# [What to produce]
Check every line below for the string "screenshot", and copy the lines that contain it.

# [Stored data]
begin
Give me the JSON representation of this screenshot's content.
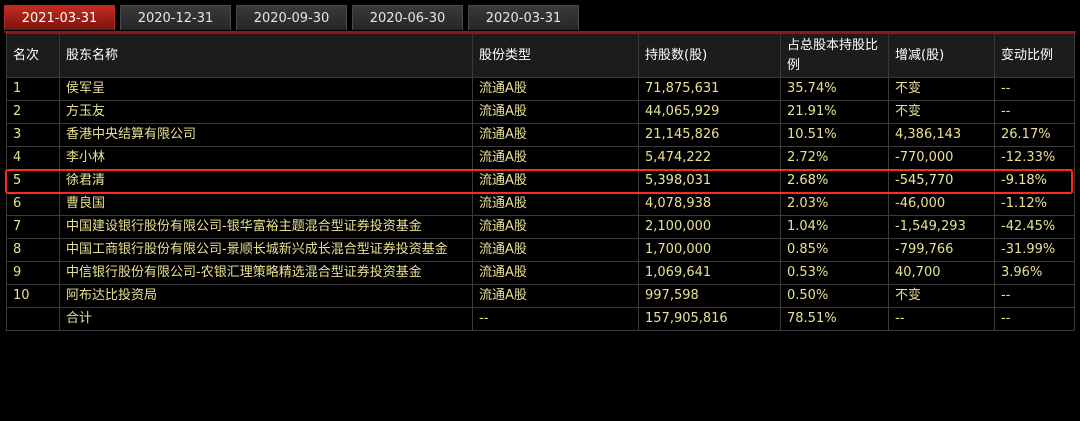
{
  "tabs": [
    "2021-03-31",
    "2020-12-31",
    "2020-09-30",
    "2020-06-30",
    "2020-03-31"
  ],
  "active_tab": 0,
  "columns": [
    "名次",
    "股东名称",
    "股份类型",
    "持股数(股)",
    "占总股本持股比例",
    "增减(股)",
    "变动比例"
  ],
  "rows": [
    [
      "1",
      "侯军呈",
      "流通A股",
      "71,875,631",
      "35.74%",
      "不变",
      "--"
    ],
    [
      "2",
      "方玉友",
      "流通A股",
      "44,065,929",
      "21.91%",
      "不变",
      "--"
    ],
    [
      "3",
      "香港中央结算有限公司",
      "流通A股",
      "21,145,826",
      "10.51%",
      "4,386,143",
      "26.17%"
    ],
    [
      "4",
      "李小林",
      "流通A股",
      "5,474,222",
      "2.72%",
      "-770,000",
      "-12.33%"
    ],
    [
      "5",
      "徐君清",
      "流通A股",
      "5,398,031",
      "2.68%",
      "-545,770",
      "-9.18%"
    ],
    [
      "6",
      "曹良国",
      "流通A股",
      "4,078,938",
      "2.03%",
      "-46,000",
      "-1.12%"
    ],
    [
      "7",
      "中国建设银行股份有限公司-银华富裕主题混合型证券投资基金",
      "流通A股",
      "2,100,000",
      "1.04%",
      "-1,549,293",
      "-42.45%"
    ],
    [
      "8",
      "中国工商银行股份有限公司-景顺长城新兴成长混合型证券投资基金",
      "流通A股",
      "1,700,000",
      "0.85%",
      "-799,766",
      "-31.99%"
    ],
    [
      "9",
      "中信银行股份有限公司-农银汇理策略精选混合型证券投资基金",
      "流通A股",
      "1,069,641",
      "0.53%",
      "40,700",
      "3.96%"
    ],
    [
      "10",
      "阿布达比投资局",
      "流通A股",
      "997,598",
      "0.50%",
      "不变",
      "--"
    ],
    [
      "",
      "合计",
      "--",
      "157,905,816",
      "78.51%",
      "--",
      "--"
    ]
  ],
  "highlighted_row": 4,
  "colors": {
    "active_tab": "#c22d1f",
    "cell_text": "#e8e090",
    "highlight_border": "#ff2a1f"
  }
}
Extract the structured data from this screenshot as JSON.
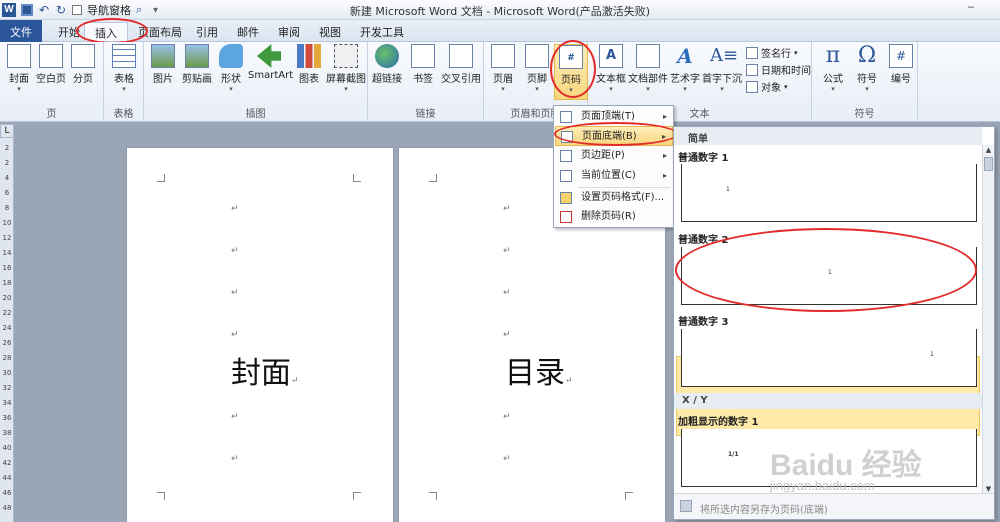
{
  "titlebar": {
    "title": "新建 Microsoft Word 文档 - Microsoft Word(产品激活失败)",
    "word_icon": "W",
    "nav_pane_label": "导航窗格",
    "minimize_glyph": "‒"
  },
  "tabs": [
    {
      "label": "文件"
    },
    {
      "label": "开始"
    },
    {
      "label": "插入"
    },
    {
      "label": "页面布局"
    },
    {
      "label": "引用"
    },
    {
      "label": "邮件"
    },
    {
      "label": "审阅"
    },
    {
      "label": "视图"
    },
    {
      "label": "开发工具"
    }
  ],
  "ribbon": {
    "groups": {
      "page": "页",
      "table": "表格",
      "illustration": "插图",
      "links": "链接",
      "header_footer": "页眉和页脚",
      "text": "文本",
      "symbols": "符号"
    },
    "buttons": {
      "cover": "封面",
      "blank": "空白页",
      "pagebreak": "分页",
      "table": "表格",
      "picture": "图片",
      "clipart": "剪贴画",
      "shapes": "形状",
      "smartart": "SmartArt",
      "chart": "图表",
      "screenshot": "屏幕截图",
      "hyperlink": "超链接",
      "bookmark": "书签",
      "crossref": "交叉引用",
      "header": "页眉",
      "footer": "页脚",
      "pagenum": "页码",
      "textbox": "文本框",
      "quickparts": "文档部件",
      "wordart": "艺术字",
      "dropcap": "首字下沉",
      "signature": "签名行",
      "datetime": "日期和时间",
      "object": "对象",
      "equation": "公式",
      "symbol": "符号",
      "number": "编号"
    },
    "icon_glyphs": {
      "pagenum": "#",
      "textbox": "A",
      "wordart": "A",
      "dropcap": "A≡",
      "equation": "π",
      "symbol": "Ω",
      "number": "#"
    }
  },
  "ruler": {
    "corner": "L",
    "ticks": [
      "2",
      "2",
      "4",
      "6",
      "8",
      "10",
      "12",
      "14",
      "16",
      "18",
      "20",
      "22",
      "24",
      "26",
      "28",
      "30",
      "32",
      "34",
      "36",
      "38",
      "40",
      "42",
      "44",
      "46",
      "48"
    ]
  },
  "pages": [
    {
      "big_text": "封面"
    },
    {
      "big_text": "目录"
    }
  ],
  "paragraph_mark": "↵",
  "menu": {
    "items": [
      {
        "label": "页面顶端(T)",
        "has_sub": true
      },
      {
        "label": "页面底端(B)",
        "has_sub": true
      },
      {
        "label": "页边距(P)",
        "has_sub": true
      },
      {
        "label": "当前位置(C)",
        "has_sub": true
      },
      {
        "label": "设置页码格式(F)...",
        "has_sub": false
      },
      {
        "label": "删除页码(R)",
        "has_sub": false
      }
    ],
    "submenu_arrow": "▸"
  },
  "gallery": {
    "header": "简单",
    "items": [
      {
        "title": "普通数字 1",
        "preview_num": "1"
      },
      {
        "title": "普通数字 2",
        "preview_num": "1"
      },
      {
        "title": "普通数字 3",
        "preview_num": "1"
      }
    ],
    "section": "X / Y",
    "bold_item": {
      "title": "加粗显示的数字 1",
      "preview_num": "1/1"
    },
    "footer": "将所选内容另存为页码(底端)"
  },
  "watermark": {
    "main": "Baidu 经验",
    "sub": "jingyan.baidu.com"
  },
  "colors": {
    "accent": "#2b579a",
    "highlight": "#f8d67e",
    "annotation": "#e32b2b"
  }
}
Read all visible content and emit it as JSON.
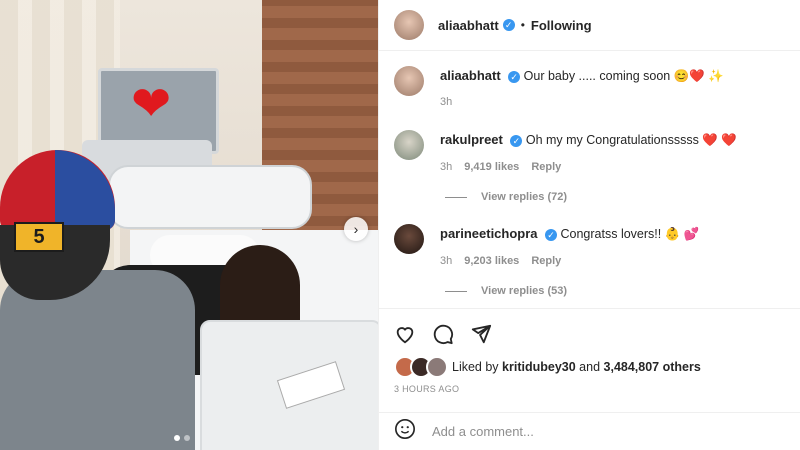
{
  "post": {
    "author": "aliaabhatt",
    "follow_separator": "•",
    "follow_status": "Following",
    "caption_text": "Our baby ..... coming soon",
    "caption_emoji": "😊❤️ ✨",
    "caption_time": "3h",
    "carousel_index": 1,
    "carousel_total": 2,
    "cap_logo_text": "5"
  },
  "comments": [
    {
      "user": "rakulpreet",
      "text": "Oh my my Congratulationsssss",
      "emoji": "❤️ ❤️",
      "time": "3h",
      "likes": "9,419 likes",
      "reply": "Reply",
      "view_replies": "View replies (72)"
    },
    {
      "user": "parineetichopra",
      "text": "Congratss lovers!!",
      "emoji": "👶 💕",
      "time": "3h",
      "likes": "9,203 likes",
      "reply": "Reply",
      "view_replies": "View replies (53)"
    }
  ],
  "likes_bar": {
    "prefix": "Liked by",
    "liker": "kritidubey30",
    "middle": "and",
    "others": "3,484,807 others"
  },
  "timestamp": "3 HOURS AGO",
  "comment_box": {
    "placeholder": "Add a comment..."
  },
  "icons": [
    "heart-icon",
    "comment-icon",
    "share-icon",
    "emoji-icon",
    "verified-icon",
    "chevron-right-icon"
  ]
}
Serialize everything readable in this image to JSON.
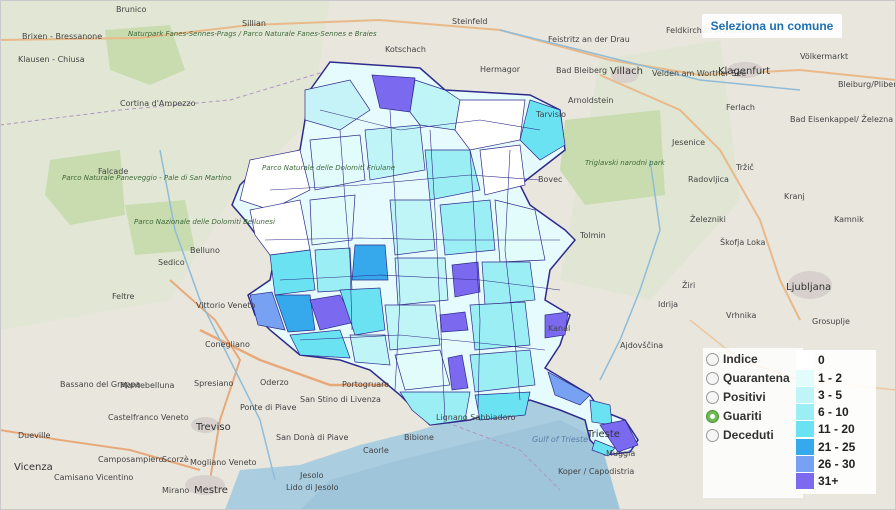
{
  "panel": {
    "title": "Seleziona un comune"
  },
  "options": [
    {
      "label": "Indice",
      "selected": false
    },
    {
      "label": "Quarantena",
      "selected": false
    },
    {
      "label": "Positivi",
      "selected": false
    },
    {
      "label": "Guariti",
      "selected": true
    },
    {
      "label": "Deceduti",
      "selected": false
    }
  ],
  "legend": [
    {
      "label": "0",
      "color": "#ffffff"
    },
    {
      "label": "1 - 2",
      "color": "#e2fbfb"
    },
    {
      "label": "3 - 5",
      "color": "#bff5f7"
    },
    {
      "label": "6 - 10",
      "color": "#9beef4"
    },
    {
      "label": "11 - 20",
      "color": "#6be2f2"
    },
    {
      "label": "21 - 25",
      "color": "#36a9ec"
    },
    {
      "label": "26 - 30",
      "color": "#77a1f2"
    },
    {
      "label": "31+",
      "color": "#7b6af0"
    }
  ],
  "places": {
    "brunico": "Brunico",
    "brixen": "Brixen - Bressanone",
    "klausen": "Klausen - Chiusa",
    "sillian": "Sillian",
    "steinfeld": "Steinfeld",
    "kotschach": "Kotschach",
    "hermagor": "Hermagor",
    "feistritz": "Feistritz an der Drau",
    "bad_bleiberg": "Bad Bleiberg",
    "villach": "Villach",
    "velden": "Velden am Worther See",
    "klagenfurt": "Klagenfurt",
    "feldkirchen": "Feldkirchen in Kärnten",
    "volkermarkt": "Völkermarkt",
    "bleiburg": "Bleiburg/Pliberk",
    "ferlach": "Ferlach",
    "arnoldstein": "Arnoldstein",
    "eisenkappel": "Bad Eisenkappel/ Železna Kapla",
    "jesenice": "Jesenice",
    "bovec": "Bovec",
    "radovljica": "Radovljica",
    "trzic": "Tržič",
    "zelezniki": "Železniki",
    "kamnik": "Kamnik",
    "skofja": "Škofja Loka",
    "kranj": "Kranj",
    "tolmin": "Tolmin",
    "ziri": "Žiri",
    "idrija": "Idrija",
    "ljubljana": "Ljubljana",
    "vrhnika": "Vrhnika",
    "grosuplje": "Grosuplje",
    "ajdovscina": "Ajdovščina",
    "kanal": "Kanal",
    "koper": "Koper / Capodistria",
    "cortina": "Cortina d'Ampezzo",
    "falcade": "Falcade",
    "sedico": "Sedico",
    "belluno": "Belluno",
    "feltre": "Feltre",
    "vittorio": "Vittorio Veneto",
    "conegliano": "Conegliano",
    "bassano": "Bassano del Grappa",
    "montebelluna": "Montebelluna",
    "castelfranco": "Castelfranco Veneto",
    "spresiano": "Spresiano",
    "oderzo": "Oderzo",
    "treviso": "Treviso",
    "ponte_piave": "Ponte di Piave",
    "san_stino": "San Stino di Livenza",
    "portogruaro": "Portogruaro",
    "san_dona": "San Donà di Piave",
    "caorle": "Caorle",
    "bibione": "Bibione",
    "lignano": "Lignano Sabbiadoro",
    "jesolo": "Jesolo",
    "lido_jesolo": "Lido di Jesolo",
    "mestre": "Mestre",
    "mirano": "Mirano",
    "mogliano": "Mogliano Veneto",
    "campo": "Camposampiero",
    "scorze": "Scorzè",
    "vicenza": "Vicenza",
    "camisano": "Camisano Vicentino",
    "dueville": "Dueville",
    "trieste": "Trieste",
    "muggia": "Muggia",
    "tarvisio": "Tarvisio",
    "gulf": "Gulf of Trieste",
    "dolomiti_friulane": "Parco Naturale delle Dolomiti Friulane",
    "fanes": "Naturpark Fanes-Sennes-Prags / Parco Naturale Fanes-Sennes e Braies",
    "paneveggio": "Parco Naturale Paneveggio - Pale di San Martino",
    "dolomiti_bellunesi": "Parco Nazionale delle Dolomiti Bellunesi",
    "triglav": "Triglavski narodni park"
  }
}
end
# [Answer to the problem]
Give me the JSON representation of this screenshot's content.
Extract the structured data from this screenshot as JSON.
      "screenshot": "屏幕截图",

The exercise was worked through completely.